[Records]
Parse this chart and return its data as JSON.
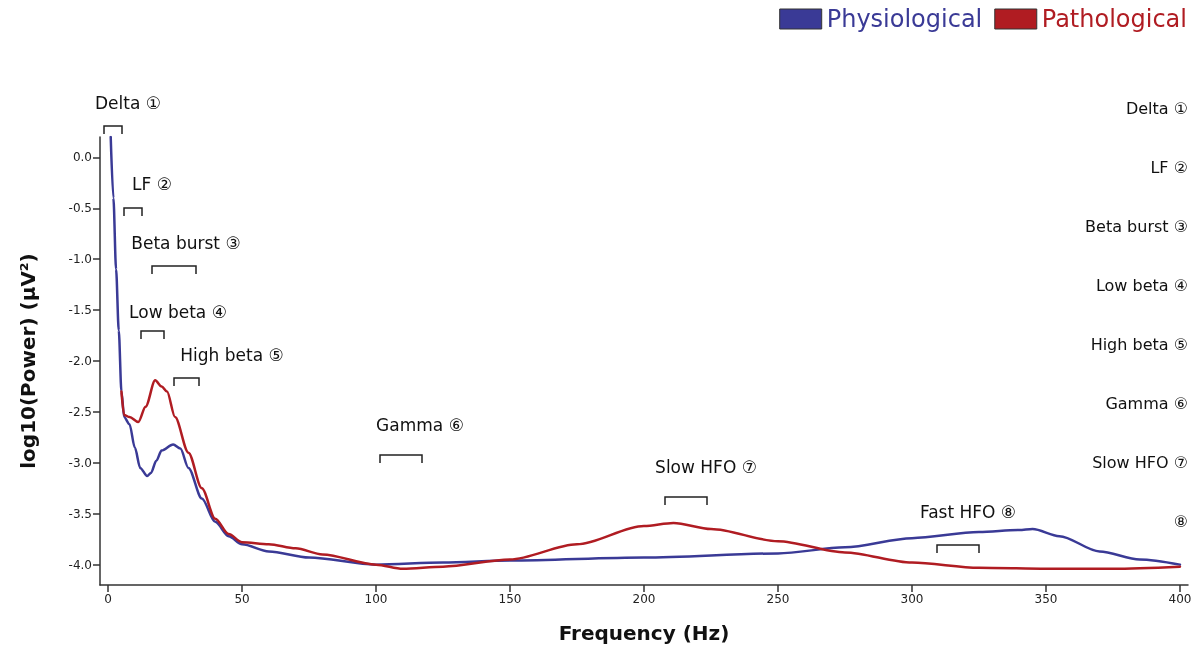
{
  "chart_data": {
    "type": "line",
    "xlabel": "Frequency (Hz)",
    "ylabel": "log10(Power) (µV²)",
    "xlim": [
      -3,
      403
    ],
    "xticks": [
      0,
      50,
      100,
      150,
      200,
      250,
      300,
      350,
      400
    ],
    "ylim": [
      -4.2,
      0.2
    ],
    "yticks": [
      {
        "value": 0,
        "label": "0.0"
      },
      {
        "value": -0.5,
        "label": "-0.5"
      },
      {
        "value": -1,
        "label": "-1.0"
      },
      {
        "value": -1.5,
        "label": "-1.5"
      },
      {
        "value": -2,
        "label": "-2.0"
      },
      {
        "value": -2.5,
        "label": "-2.5"
      },
      {
        "value": -3,
        "label": "-3.0"
      },
      {
        "value": -3.5,
        "label": "-3.5"
      },
      {
        "value": -4,
        "label": "-4.0"
      }
    ],
    "grid": false,
    "legend": "top right",
    "marker": "none",
    "line_style": "solid",
    "series": [
      {
        "name": "Physiological",
        "color": "#3a3a96",
        "x": [
          1,
          2,
          3,
          4,
          5,
          6,
          8,
          10,
          12,
          14.6,
          16,
          18,
          20,
          24.3,
          27,
          30,
          35,
          40,
          45,
          50,
          60,
          75,
          100,
          125,
          150,
          200,
          250,
          275,
          300,
          325,
          340,
          345,
          355,
          370,
          385,
          400
        ],
        "values": [
          0.2,
          -0.4,
          -1.1,
          -1.7,
          -2.3,
          -2.55,
          -2.62,
          -2.85,
          -3.05,
          -3.13,
          -3.1,
          -2.98,
          -2.88,
          -2.82,
          -2.86,
          -3.05,
          -3.35,
          -3.58,
          -3.72,
          -3.8,
          -3.87,
          -3.93,
          -4.0,
          -3.98,
          -3.96,
          -3.93,
          -3.89,
          -3.83,
          -3.74,
          -3.68,
          -3.66,
          -3.65,
          -3.72,
          -3.87,
          -3.95,
          -4.0
        ]
      },
      {
        "name": "Pathological",
        "color": "#b01c22",
        "x": [
          5,
          6,
          8,
          11.3,
          14,
          17.6,
          20,
          22,
          25,
          30,
          35,
          40,
          45,
          50,
          60,
          70,
          80,
          100,
          110,
          125,
          150,
          175,
          200,
          211,
          225,
          250,
          275,
          300,
          325,
          350,
          375,
          400
        ],
        "values": [
          -2.3,
          -2.53,
          -2.55,
          -2.6,
          -2.45,
          -2.19,
          -2.25,
          -2.3,
          -2.55,
          -2.9,
          -3.25,
          -3.55,
          -3.7,
          -3.78,
          -3.8,
          -3.84,
          -3.9,
          -4.0,
          -4.04,
          -4.02,
          -3.95,
          -3.8,
          -3.62,
          -3.59,
          -3.65,
          -3.77,
          -3.88,
          -3.98,
          -4.03,
          -4.04,
          -4.04,
          -4.02
        ]
      }
    ],
    "annotations": [
      "Delta ①",
      "LF ②",
      "Beta burst ③",
      "Low beta ④",
      "High beta ⑤",
      "Gamma ⑥",
      "Slow HFO ⑦",
      "Fast HFO ⑧",
      "Delta ①",
      "LF ②",
      "Beta burst ③",
      "Low beta ④",
      "High beta ⑤",
      "Gamma ⑥",
      "Slow HFO ⑦",
      "⑧"
    ]
  }
}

#### Prompt:
Copy out the whole listing exactly, and don't carry over any pictures.

#### Completed task:
Parse this chart and return its data as JSON.
{
  "chart_data": {
    "type": "line",
    "xlabel": "Frequency (Hz)",
    "ylabel": "log10(Power) (µV²)",
    "xlim": [
      -3,
      403
    ],
    "xticks": [
      0,
      50,
      100,
      150,
      200,
      250,
      300,
      350,
      400
    ],
    "ylim": [
      -4.2,
      0.2
    ],
    "yticks": [
      {
        "value": 0,
        "label": "0.0"
      },
      {
        "value": -0.5,
        "label": "-0.5"
      },
      {
        "value": -1,
        "label": "-1.0"
      },
      {
        "value": -1.5,
        "label": "-1.5"
      },
      {
        "value": -2,
        "label": "-2.0"
      },
      {
        "value": -2.5,
        "label": "-2.5"
      },
      {
        "value": -3,
        "label": "-3.0"
      },
      {
        "value": -3.5,
        "label": "-3.5"
      },
      {
        "value": -4,
        "label": "-4.0"
      }
    ],
    "grid": false,
    "legend": "top right",
    "marker": "none",
    "line_style": "solid",
    "series": [
      {
        "name": "Physiological",
        "color": "#3a3a96",
        "x": [
          1,
          2,
          3,
          4,
          5,
          6,
          8,
          10,
          12,
          14.6,
          16,
          18,
          20,
          24.3,
          27,
          30,
          35,
          40,
          45,
          50,
          60,
          75,
          100,
          125,
          150,
          200,
          250,
          275,
          300,
          325,
          340,
          345,
          355,
          370,
          385,
          400
        ],
        "values": [
          0.2,
          -0.4,
          -1.1,
          -1.7,
          -2.3,
          -2.55,
          -2.62,
          -2.85,
          -3.05,
          -3.13,
          -3.1,
          -2.98,
          -2.88,
          -2.82,
          -2.86,
          -3.05,
          -3.35,
          -3.58,
          -3.72,
          -3.8,
          -3.87,
          -3.93,
          -4.0,
          -3.98,
          -3.96,
          -3.93,
          -3.89,
          -3.83,
          -3.74,
          -3.68,
          -3.66,
          -3.65,
          -3.72,
          -3.87,
          -3.95,
          -4.0
        ]
      },
      {
        "name": "Pathological",
        "color": "#b01c22",
        "x": [
          5,
          6,
          8,
          11.3,
          14,
          17.6,
          20,
          22,
          25,
          30,
          35,
          40,
          45,
          50,
          60,
          70,
          80,
          100,
          110,
          125,
          150,
          175,
          200,
          211,
          225,
          250,
          275,
          300,
          325,
          350,
          375,
          400
        ],
        "values": [
          -2.3,
          -2.53,
          -2.55,
          -2.6,
          -2.45,
          -2.19,
          -2.25,
          -2.3,
          -2.55,
          -2.9,
          -3.25,
          -3.55,
          -3.7,
          -3.78,
          -3.8,
          -3.84,
          -3.9,
          -4.0,
          -4.04,
          -4.02,
          -3.95,
          -3.8,
          -3.62,
          -3.59,
          -3.65,
          -3.77,
          -3.88,
          -3.98,
          -4.03,
          -4.04,
          -4.04,
          -4.02
        ]
      }
    ],
    "annotations": [
      "Delta ①",
      "LF ②",
      "Beta burst ③",
      "Low beta ④",
      "High beta ⑤",
      "Gamma ⑥",
      "Slow HFO ⑦",
      "Fast HFO ⑧",
      "Delta ①",
      "LF ②",
      "Beta burst ③",
      "Low beta ④",
      "High beta ⑤",
      "Gamma ⑥",
      "Slow HFO ⑦",
      "⑧"
    ]
  }
}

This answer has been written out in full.